Would you quote the material below in full and unchanged?
================================
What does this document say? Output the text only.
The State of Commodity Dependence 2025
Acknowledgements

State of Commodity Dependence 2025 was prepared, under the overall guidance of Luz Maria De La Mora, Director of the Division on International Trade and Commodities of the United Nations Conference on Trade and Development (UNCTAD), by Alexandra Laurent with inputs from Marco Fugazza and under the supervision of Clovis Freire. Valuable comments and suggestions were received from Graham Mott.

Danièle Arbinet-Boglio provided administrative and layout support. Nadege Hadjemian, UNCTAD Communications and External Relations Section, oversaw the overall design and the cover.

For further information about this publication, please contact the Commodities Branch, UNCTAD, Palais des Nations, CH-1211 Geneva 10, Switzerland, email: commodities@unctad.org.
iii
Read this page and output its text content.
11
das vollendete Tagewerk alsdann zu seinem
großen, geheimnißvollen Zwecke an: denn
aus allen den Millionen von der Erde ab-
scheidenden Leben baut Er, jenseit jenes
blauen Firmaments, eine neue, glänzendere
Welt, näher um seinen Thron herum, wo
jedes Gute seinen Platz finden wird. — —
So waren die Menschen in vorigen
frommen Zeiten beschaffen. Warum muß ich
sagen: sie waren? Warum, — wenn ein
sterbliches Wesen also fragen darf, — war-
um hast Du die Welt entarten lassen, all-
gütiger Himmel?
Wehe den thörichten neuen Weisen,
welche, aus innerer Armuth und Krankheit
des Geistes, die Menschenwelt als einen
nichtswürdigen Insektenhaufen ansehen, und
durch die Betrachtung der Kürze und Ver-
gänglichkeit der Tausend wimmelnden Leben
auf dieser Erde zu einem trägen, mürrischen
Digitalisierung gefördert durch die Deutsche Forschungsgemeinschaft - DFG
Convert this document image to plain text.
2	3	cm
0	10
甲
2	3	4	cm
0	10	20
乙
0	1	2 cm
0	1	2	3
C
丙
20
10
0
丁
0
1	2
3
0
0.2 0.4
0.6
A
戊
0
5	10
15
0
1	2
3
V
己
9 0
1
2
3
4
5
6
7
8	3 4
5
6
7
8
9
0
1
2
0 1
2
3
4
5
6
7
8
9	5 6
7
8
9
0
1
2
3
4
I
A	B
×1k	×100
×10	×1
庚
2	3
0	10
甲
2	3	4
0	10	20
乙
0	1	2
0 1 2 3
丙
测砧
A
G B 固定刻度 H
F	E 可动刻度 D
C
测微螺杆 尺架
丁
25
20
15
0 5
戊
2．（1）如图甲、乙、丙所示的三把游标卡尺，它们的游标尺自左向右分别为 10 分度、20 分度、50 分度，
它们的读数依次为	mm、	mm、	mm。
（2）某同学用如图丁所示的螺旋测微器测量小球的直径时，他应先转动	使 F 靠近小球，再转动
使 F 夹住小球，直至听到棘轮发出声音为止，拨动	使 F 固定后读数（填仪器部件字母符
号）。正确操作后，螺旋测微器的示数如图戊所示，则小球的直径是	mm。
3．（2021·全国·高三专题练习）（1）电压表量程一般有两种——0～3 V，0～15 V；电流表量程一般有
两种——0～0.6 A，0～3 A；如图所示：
================================
- **Task solution**
What does this document say? Output the text only.
The State of Commodity Dependence 2025
Acknowledgements

State of Commodity Dependence 2025 was prepared, under the overall guidance of Luz Maria De La Mora, Director of the Division on International Trade and Commodities of the United Nations Conference on Trade and Development (UNCTAD), by Alexandra Laurent with inputs from Marco Fugazza and under the supervision of Clovis Freire. Valuable comments and suggestions were received from Graham Mott.

Danièle Arbinet-Boglio provided administrative and layout support. Nadege Hadjemian, UNCTAD Communications and External Relations Section, oversaw the overall design and the cover.

For further information about this publication, please contact the Commodities Branch, UNCTAD, Palais des Nations, CH-1211 Geneva 10, Switzerland, email: commodities@unctad.org.
iii
Read this page and output its text content.
11
das vollendete Tagewerk alsdann zu seinem
großen, geheimnißvollen Zwecke an: denn
aus allen den Millionen von der Erde ab-
scheidenden Leben baut Er, jenseit jenes
blauen Firmaments, eine neue, glänzendere
Welt, näher um seinen Thron herum, wo
jedes Gute seinen Platz finden wird. — —
So waren die Menschen in vorigen
frommen Zeiten beschaffen. Warum muß ich
sagen: sie waren? Warum, — wenn ein
sterbliches Wesen also fragen darf, — war-
um hast Du die Welt entarten lassen, all-
gütiger Himmel?
Wehe den thörichten neuen Weisen,
welche, aus innerer Armuth und Krankheit
des Geistes, die Menschenwelt als einen
nichtswürdigen Insektenhaufen ansehen, und
durch die Betrachtung der Kürze und Ver-
gänglichkeit der Tausend wimmelnden Leben
auf dieser Erde zu einem trägen, mürrischen
Digitalisierung gefördert durch die Deutsche Forschungsgemeinschaft - DFG
Convert this document image to plain text.
2	3	cm
0	10
甲
2	3	4	cm
0	10	20
乙
0	1	2 cm
0	1	2	3
C
丙
20
10
0
丁
0
1	2
3
0
0.2 0.4
0.6
A
戊
0
5	10
15
0
1	2
3
V
己
9 0
1
2
3
4
5
6
7
8	3 4
5
6
7
8
9
0
1
2
0 1
2
3
4
5
6
7
8
9	5 6
7
8
9
0
1
2
3
4
I
A	B
×1k	×100
×10	×1
庚
2	3
0	10
甲
2	3	4
0	10	20
乙
0	1	2
0 1 2 3
丙
测砧
A
G B 固定刻度 H
F	E 可动刻度 D
C
测微螺杆 尺架
丁
25
20
15
0 5
戊
2．（1）如图甲、乙、丙所示的三把游标卡尺，它们的游标尺自左向右分别为 10 分度、20 分度、50 分度，
它们的读数依次为	mm、	mm、	mm。
（2）某同学用如图丁所示的螺旋测微器测量小球的直径时，他应先转动	使 F 靠近小球，再转动
使 F 夹住小球，直至听到棘轮发出声音为止，拨动	使 F 固定后读数（填仪器部件字母符
号）。正确操作后，螺旋测微器的示数如图戊所示，则小球的直径是	mm。
3．（2021·全国·高三专题练习）（1）电压表量程一般有两种——0～3 V，0～15 V；电流表量程一般有
两种——0～0.6 A，0～3 A；如图所示：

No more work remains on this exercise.